(Stored records)
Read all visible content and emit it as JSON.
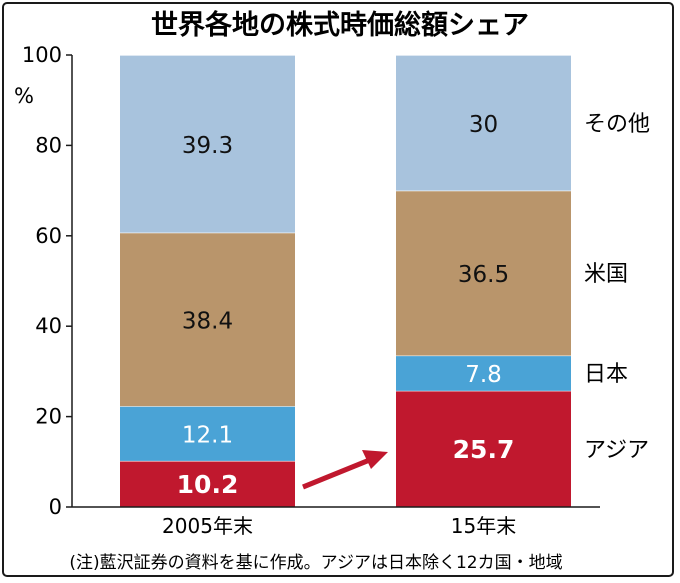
{
  "chart_data": {
    "type": "bar",
    "stacked": true,
    "title": "世界各地の株式時価総額シェア",
    "ylabel": "%",
    "ylim": [
      0,
      100
    ],
    "yticks": [
      0,
      20,
      40,
      60,
      80,
      100
    ],
    "categories": [
      "2005年末",
      "15年末"
    ],
    "series": [
      {
        "name": "アジア",
        "values": [
          10.2,
          25.7
        ],
        "labels": [
          "10.2",
          "25.7"
        ],
        "color": "#c0182e",
        "label_color": "#ffffff",
        "bold": true
      },
      {
        "name": "日本",
        "values": [
          12.1,
          7.8
        ],
        "labels": [
          "12.1",
          "7.8"
        ],
        "color": "#4aa3d6",
        "label_color": "#ffffff",
        "bold": false
      },
      {
        "name": "米国",
        "values": [
          38.4,
          36.5
        ],
        "labels": [
          "38.4",
          "36.5"
        ],
        "color": "#b9956b",
        "label_color": "#111111",
        "bold": false
      },
      {
        "name": "その他",
        "values": [
          39.3,
          30
        ],
        "labels": [
          "39.3",
          "30"
        ],
        "color": "#a8c3dd",
        "label_color": "#111111",
        "bold": false
      }
    ],
    "arrow_color": "#c0182e",
    "grid": false,
    "legend": "right, beside second bar",
    "note": "(注)藍沢証券の資料を基に作成。アジアは日本除く12カ国・地域"
  }
}
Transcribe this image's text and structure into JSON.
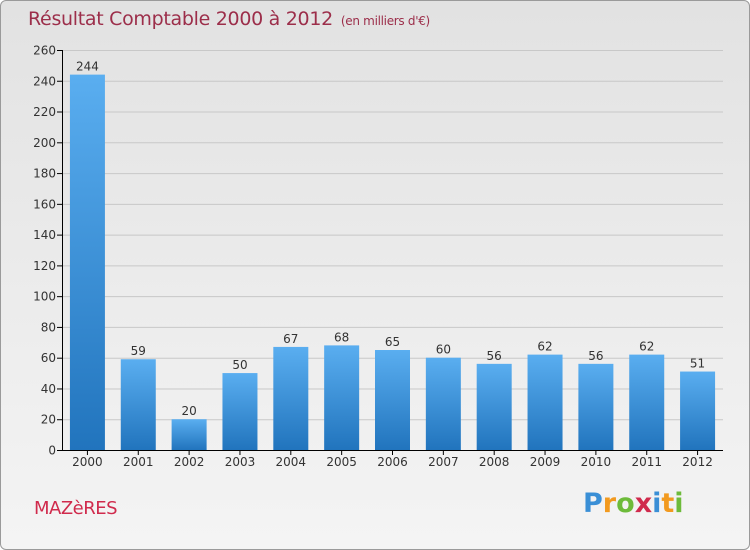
{
  "header": {
    "title": "Résultat Comptable 2000 à 2012",
    "subtitle": "(en milliers d'€)"
  },
  "footer": {
    "city": "MAZèRES"
  },
  "logo": {
    "text": "Proxiti",
    "letters": [
      "P",
      "r",
      "o",
      "x",
      "i",
      "t",
      "i"
    ],
    "colors": [
      "#3a8fd6",
      "#f29a1f",
      "#6dbb3a",
      "#d02a4c",
      "#3a8fd6",
      "#f29a1f",
      "#6dbb3a"
    ]
  },
  "colors": {
    "bar_light": "#5aaef0",
    "bar_dark": "#2174bd",
    "grid": "#c8c8c8",
    "axis": "#000000"
  },
  "chart_data": {
    "type": "bar",
    "title": "Résultat Comptable 2000 à 2012",
    "subtitle": "(en milliers d'€)",
    "categories": [
      "2000",
      "2001",
      "2002",
      "2003",
      "2004",
      "2005",
      "2006",
      "2007",
      "2008",
      "2009",
      "2010",
      "2011",
      "2012"
    ],
    "values": [
      244,
      59,
      20,
      50,
      67,
      68,
      65,
      60,
      56,
      62,
      56,
      62,
      51
    ],
    "ylim": [
      0,
      260
    ],
    "yticks": [
      0,
      20,
      40,
      60,
      80,
      100,
      120,
      140,
      160,
      180,
      200,
      220,
      240,
      260
    ],
    "grid": true,
    "data_labels": true
  }
}
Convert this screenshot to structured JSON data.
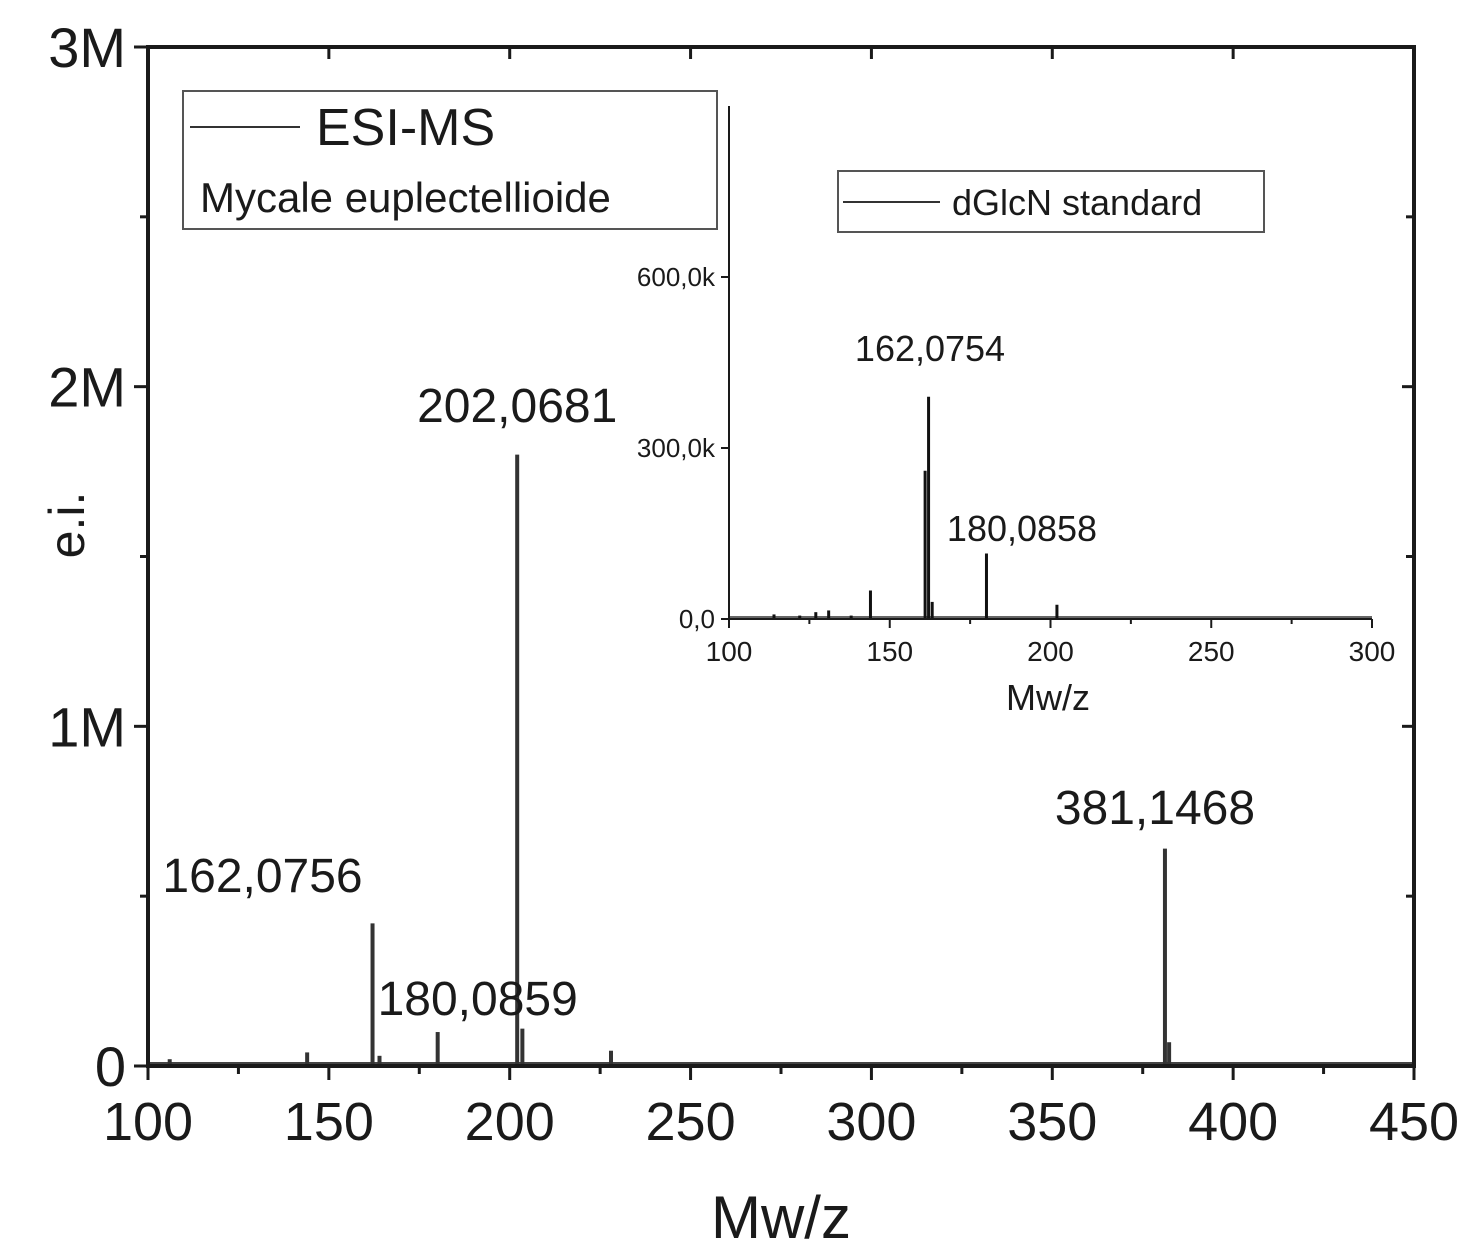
{
  "chart_data": [
    {
      "type": "line",
      "xlabel": "Mw/z",
      "ylabel": "e.i.",
      "xlim": [
        100,
        450
      ],
      "ylim": [
        0,
        3000000
      ],
      "x_ticks": [
        100,
        150,
        200,
        250,
        300,
        350,
        400,
        450
      ],
      "x_tick_labels": [
        "100",
        "150",
        "200",
        "250",
        "300",
        "350",
        "400",
        "450"
      ],
      "y_ticks": [
        0,
        1000000,
        2000000,
        3000000
      ],
      "y_tick_labels": [
        "0",
        "1M",
        "2M",
        "3M"
      ],
      "legend": {
        "position": "top-left",
        "entries": [
          "ESI-MS"
        ],
        "subtitle": "Mycale euplectellioide"
      },
      "series": [
        {
          "name": "ESI-MS",
          "peaks": [
            {
              "x": 162.0756,
              "y": 420000
            },
            {
              "x": 180.0859,
              "y": 100000
            },
            {
              "x": 202.0681,
              "y": 1800000
            },
            {
              "x": 203.5,
              "y": 110000
            },
            {
              "x": 381.1468,
              "y": 640000
            },
            {
              "x": 382.3,
              "y": 70000
            },
            {
              "x": 144,
              "y": 40000
            },
            {
              "x": 164,
              "y": 30000
            },
            {
              "x": 228,
              "y": 45000
            },
            {
              "x": 106,
              "y": 20000
            }
          ]
        }
      ],
      "annotations": [
        {
          "text": "162,0756",
          "x": 162.0756,
          "y": 420000
        },
        {
          "text": "180,0859",
          "x": 180.0859,
          "y": 100000
        },
        {
          "text": "202,0681",
          "x": 202.0681,
          "y": 1800000
        },
        {
          "text": "381,1468",
          "x": 381.1468,
          "y": 640000
        }
      ]
    },
    {
      "type": "line",
      "xlabel": "Mw/z",
      "xlim": [
        100,
        300
      ],
      "ylim": [
        0,
        900000
      ],
      "x_ticks": [
        100,
        150,
        200,
        250,
        300
      ],
      "x_tick_labels": [
        "100",
        "150",
        "200",
        "250",
        "300"
      ],
      "y_ticks": [
        0,
        300000,
        600000
      ],
      "y_tick_labels": [
        "0,0",
        "300,0k",
        "600,0k"
      ],
      "legend": {
        "position": "top-right",
        "entries": [
          "dGlcN standard"
        ]
      },
      "series": [
        {
          "name": "dGlcN standard",
          "peaks": [
            {
              "x": 162.0754,
              "y": 390000
            },
            {
              "x": 161.0,
              "y": 260000
            },
            {
              "x": 163.2,
              "y": 30000
            },
            {
              "x": 180.0858,
              "y": 115000
            },
            {
              "x": 144,
              "y": 50000
            },
            {
              "x": 202,
              "y": 25000
            },
            {
              "x": 131,
              "y": 15000
            },
            {
              "x": 127,
              "y": 12000
            },
            {
              "x": 114,
              "y": 8000
            },
            {
              "x": 122,
              "y": 6000
            },
            {
              "x": 138,
              "y": 6000
            }
          ]
        }
      ],
      "annotations": [
        {
          "text": "162,0754",
          "x": 162.0754,
          "y": 390000
        },
        {
          "text": "180,0858",
          "x": 180.0858,
          "y": 115000
        }
      ]
    }
  ]
}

| Stated task |
Copy all lines from the listing that contain "text".

| Written reply |
Transcribe this image's text and structure into JSON.
    "text": "Proxiti",
          "text": "162,0756",
          "text": "180,0859",
          "text": "202,0681",
          "text": "381,1468",
          "text": "162,0754",
          "text": "180,0858",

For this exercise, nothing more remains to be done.